* [YOUR OBJECTIVE]
Give the listing again in full, exactly as written.

* [EXTRACTED DATA]
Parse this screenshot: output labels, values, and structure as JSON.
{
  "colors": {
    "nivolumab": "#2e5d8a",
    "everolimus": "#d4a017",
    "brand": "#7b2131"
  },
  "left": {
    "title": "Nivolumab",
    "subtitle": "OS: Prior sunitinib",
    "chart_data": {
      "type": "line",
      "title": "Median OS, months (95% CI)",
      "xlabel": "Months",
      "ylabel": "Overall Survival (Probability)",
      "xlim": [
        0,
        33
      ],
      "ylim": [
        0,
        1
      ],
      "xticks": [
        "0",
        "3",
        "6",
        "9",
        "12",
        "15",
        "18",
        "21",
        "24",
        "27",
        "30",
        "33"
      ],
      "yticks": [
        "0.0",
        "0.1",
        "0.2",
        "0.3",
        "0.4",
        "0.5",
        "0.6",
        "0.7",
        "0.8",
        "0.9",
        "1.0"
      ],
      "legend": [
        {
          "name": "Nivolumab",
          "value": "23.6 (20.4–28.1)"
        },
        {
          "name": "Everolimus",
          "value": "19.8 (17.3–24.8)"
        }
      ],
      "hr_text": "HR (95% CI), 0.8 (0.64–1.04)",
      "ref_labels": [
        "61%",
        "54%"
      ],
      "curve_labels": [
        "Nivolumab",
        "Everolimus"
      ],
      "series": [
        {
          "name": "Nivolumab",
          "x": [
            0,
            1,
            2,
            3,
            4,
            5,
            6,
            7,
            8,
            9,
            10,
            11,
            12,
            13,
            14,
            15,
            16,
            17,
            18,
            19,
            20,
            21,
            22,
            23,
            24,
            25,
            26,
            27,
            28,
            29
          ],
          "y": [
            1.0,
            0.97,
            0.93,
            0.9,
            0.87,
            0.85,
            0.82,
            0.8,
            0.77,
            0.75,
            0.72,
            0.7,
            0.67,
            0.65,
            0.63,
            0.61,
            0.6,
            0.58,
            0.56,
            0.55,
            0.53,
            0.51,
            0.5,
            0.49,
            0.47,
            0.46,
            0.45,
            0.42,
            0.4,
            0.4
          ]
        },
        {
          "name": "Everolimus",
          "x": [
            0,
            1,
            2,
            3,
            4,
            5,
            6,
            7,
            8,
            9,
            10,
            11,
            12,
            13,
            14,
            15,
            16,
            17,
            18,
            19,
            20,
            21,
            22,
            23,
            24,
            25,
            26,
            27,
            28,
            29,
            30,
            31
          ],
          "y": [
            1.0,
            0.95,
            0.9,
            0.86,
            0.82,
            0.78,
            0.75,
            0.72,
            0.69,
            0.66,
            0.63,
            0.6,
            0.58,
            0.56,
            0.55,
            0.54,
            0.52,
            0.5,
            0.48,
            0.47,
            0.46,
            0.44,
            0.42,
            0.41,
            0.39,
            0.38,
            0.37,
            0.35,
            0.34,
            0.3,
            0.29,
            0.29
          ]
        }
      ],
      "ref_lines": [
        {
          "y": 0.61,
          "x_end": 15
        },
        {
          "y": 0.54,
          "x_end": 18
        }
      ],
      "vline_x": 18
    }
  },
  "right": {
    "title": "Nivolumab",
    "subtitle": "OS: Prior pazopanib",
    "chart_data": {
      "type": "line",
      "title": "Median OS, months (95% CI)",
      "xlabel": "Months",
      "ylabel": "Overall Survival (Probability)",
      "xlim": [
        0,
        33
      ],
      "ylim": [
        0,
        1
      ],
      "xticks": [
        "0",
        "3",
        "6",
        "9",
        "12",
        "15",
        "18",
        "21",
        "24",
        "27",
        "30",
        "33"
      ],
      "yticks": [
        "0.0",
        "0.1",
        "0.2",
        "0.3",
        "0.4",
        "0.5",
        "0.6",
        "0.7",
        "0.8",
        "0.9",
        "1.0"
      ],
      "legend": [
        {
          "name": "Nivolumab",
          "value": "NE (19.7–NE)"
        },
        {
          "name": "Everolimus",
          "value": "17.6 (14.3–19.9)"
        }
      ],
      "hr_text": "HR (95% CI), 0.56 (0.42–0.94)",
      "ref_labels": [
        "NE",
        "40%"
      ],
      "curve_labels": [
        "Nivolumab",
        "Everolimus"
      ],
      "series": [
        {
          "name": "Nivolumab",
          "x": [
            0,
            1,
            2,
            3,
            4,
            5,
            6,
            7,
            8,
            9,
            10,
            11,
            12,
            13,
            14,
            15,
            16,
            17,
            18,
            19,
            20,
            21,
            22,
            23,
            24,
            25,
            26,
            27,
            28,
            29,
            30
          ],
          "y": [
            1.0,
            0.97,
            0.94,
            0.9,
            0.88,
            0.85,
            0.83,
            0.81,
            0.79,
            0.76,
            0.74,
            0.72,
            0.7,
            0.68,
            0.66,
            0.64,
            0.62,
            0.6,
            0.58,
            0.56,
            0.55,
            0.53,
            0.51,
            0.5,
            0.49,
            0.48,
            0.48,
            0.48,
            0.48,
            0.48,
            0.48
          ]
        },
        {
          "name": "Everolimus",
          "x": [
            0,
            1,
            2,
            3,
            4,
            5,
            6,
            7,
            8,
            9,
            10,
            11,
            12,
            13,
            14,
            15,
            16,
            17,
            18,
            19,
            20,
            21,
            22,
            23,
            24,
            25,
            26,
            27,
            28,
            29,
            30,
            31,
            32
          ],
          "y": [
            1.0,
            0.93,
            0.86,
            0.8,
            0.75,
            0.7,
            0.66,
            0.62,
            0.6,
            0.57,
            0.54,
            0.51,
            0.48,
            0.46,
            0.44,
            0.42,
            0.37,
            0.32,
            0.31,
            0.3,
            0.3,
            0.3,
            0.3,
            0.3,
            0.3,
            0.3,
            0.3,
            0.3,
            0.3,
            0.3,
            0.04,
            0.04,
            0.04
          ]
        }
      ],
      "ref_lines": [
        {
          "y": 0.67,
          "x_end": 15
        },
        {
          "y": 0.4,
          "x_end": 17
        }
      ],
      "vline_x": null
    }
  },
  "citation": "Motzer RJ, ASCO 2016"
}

* [FINISHED EXERCISE]
Parse this screenshot: output labels, values, and structure as JSON.
{
  "colors": {
    "nivolumab": "#2e5d8a",
    "everolimus": "#d4a017",
    "brand": "#7b2131"
  },
  "left": {
    "title": "Nivolumab",
    "subtitle": "OS: Prior sunitinib",
    "chart_data": {
      "type": "line",
      "title": "Median OS, months (95% CI)",
      "xlabel": "Months",
      "ylabel": "Overall Survival (Probability)",
      "xlim": [
        0,
        33
      ],
      "ylim": [
        0,
        1
      ],
      "xticks": [
        "0",
        "3",
        "6",
        "9",
        "12",
        "15",
        "18",
        "21",
        "24",
        "27",
        "30",
        "33"
      ],
      "yticks": [
        "0.0",
        "0.1",
        "0.2",
        "0.3",
        "0.4",
        "0.5",
        "0.6",
        "0.7",
        "0.8",
        "0.9",
        "1.0"
      ],
      "legend": [
        {
          "name": "Nivolumab",
          "value": "23.6 (20.4–28.1)"
        },
        {
          "name": "Everolimus",
          "value": "19.8 (17.3–24.8)"
        }
      ],
      "hr_text": "HR (95% CI), 0.8 (0.64–1.04)",
      "ref_labels": [
        "61%",
        "54%"
      ],
      "curve_labels": [
        "Nivolumab",
        "Everolimus"
      ],
      "series": [
        {
          "name": "Nivolumab",
          "x": [
            0,
            1,
            2,
            3,
            4,
            5,
            6,
            7,
            8,
            9,
            10,
            11,
            12,
            13,
            14,
            15,
            16,
            17,
            18,
            19,
            20,
            21,
            22,
            23,
            24,
            25,
            26,
            27,
            28,
            29
          ],
          "y": [
            1.0,
            0.97,
            0.93,
            0.9,
            0.87,
            0.85,
            0.82,
            0.8,
            0.77,
            0.75,
            0.72,
            0.7,
            0.67,
            0.65,
            0.63,
            0.61,
            0.6,
            0.58,
            0.56,
            0.55,
            0.53,
            0.51,
            0.5,
            0.49,
            0.47,
            0.46,
            0.45,
            0.42,
            0.4,
            0.4
          ]
        },
        {
          "name": "Everolimus",
          "x": [
            0,
            1,
            2,
            3,
            4,
            5,
            6,
            7,
            8,
            9,
            10,
            11,
            12,
            13,
            14,
            15,
            16,
            17,
            18,
            19,
            20,
            21,
            22,
            23,
            24,
            25,
            26,
            27,
            28,
            29,
            30,
            31
          ],
          "y": [
            1.0,
            0.95,
            0.9,
            0.86,
            0.82,
            0.78,
            0.75,
            0.72,
            0.69,
            0.66,
            0.63,
            0.6,
            0.58,
            0.56,
            0.55,
            0.54,
            0.52,
            0.5,
            0.48,
            0.47,
            0.46,
            0.44,
            0.42,
            0.41,
            0.39,
            0.38,
            0.37,
            0.35,
            0.34,
            0.3,
            0.29,
            0.29
          ]
        }
      ],
      "ref_lines": [
        {
          "y": 0.61,
          "x_end": 15
        },
        {
          "y": 0.54,
          "x_end": 18
        }
      ],
      "vline_x": 18
    }
  },
  "right": {
    "title": "Nivolumab",
    "subtitle": "OS: Prior pazopanib",
    "chart_data": {
      "type": "line",
      "title": "Median OS, months (95% CI)",
      "xlabel": "Months",
      "ylabel": "Overall Survival (Probability)",
      "xlim": [
        0,
        33
      ],
      "ylim": [
        0,
        1
      ],
      "xticks": [
        "0",
        "3",
        "6",
        "9",
        "12",
        "15",
        "18",
        "21",
        "24",
        "27",
        "30",
        "33"
      ],
      "yticks": [
        "0.0",
        "0.1",
        "0.2",
        "0.3",
        "0.4",
        "0.5",
        "0.6",
        "0.7",
        "0.8",
        "0.9",
        "1.0"
      ],
      "legend": [
        {
          "name": "Nivolumab",
          "value": "NE (19.7–NE)"
        },
        {
          "name": "Everolimus",
          "value": "17.6 (14.3–19.9)"
        }
      ],
      "hr_text": "HR (95% CI), 0.56 (0.42–0.94)",
      "ref_labels": [
        "NE",
        "40%"
      ],
      "curve_labels": [
        "Nivolumab",
        "Everolimus"
      ],
      "series": [
        {
          "name": "Nivolumab",
          "x": [
            0,
            1,
            2,
            3,
            4,
            5,
            6,
            7,
            8,
            9,
            10,
            11,
            12,
            13,
            14,
            15,
            16,
            17,
            18,
            19,
            20,
            21,
            22,
            23,
            24,
            25,
            26,
            27,
            28,
            29,
            30
          ],
          "y": [
            1.0,
            0.97,
            0.94,
            0.9,
            0.88,
            0.85,
            0.83,
            0.81,
            0.79,
            0.76,
            0.74,
            0.72,
            0.7,
            0.68,
            0.66,
            0.64,
            0.62,
            0.6,
            0.58,
            0.56,
            0.55,
            0.53,
            0.51,
            0.5,
            0.49,
            0.48,
            0.48,
            0.48,
            0.48,
            0.48,
            0.48
          ]
        },
        {
          "name": "Everolimus",
          "x": [
            0,
            1,
            2,
            3,
            4,
            5,
            6,
            7,
            8,
            9,
            10,
            11,
            12,
            13,
            14,
            15,
            16,
            17,
            18,
            19,
            20,
            21,
            22,
            23,
            24,
            25,
            26,
            27,
            28,
            29,
            30,
            31,
            32
          ],
          "y": [
            1.0,
            0.93,
            0.86,
            0.8,
            0.75,
            0.7,
            0.66,
            0.62,
            0.6,
            0.57,
            0.54,
            0.51,
            0.48,
            0.46,
            0.44,
            0.42,
            0.37,
            0.32,
            0.31,
            0.3,
            0.3,
            0.3,
            0.3,
            0.3,
            0.3,
            0.3,
            0.3,
            0.3,
            0.3,
            0.3,
            0.04,
            0.04,
            0.04
          ]
        }
      ],
      "ref_lines": [
        {
          "y": 0.67,
          "x_end": 15
        },
        {
          "y": 0.4,
          "x_end": 17
        }
      ],
      "vline_x": null
    }
  },
  "citation": "Motzer RJ, ASCO 2016"
}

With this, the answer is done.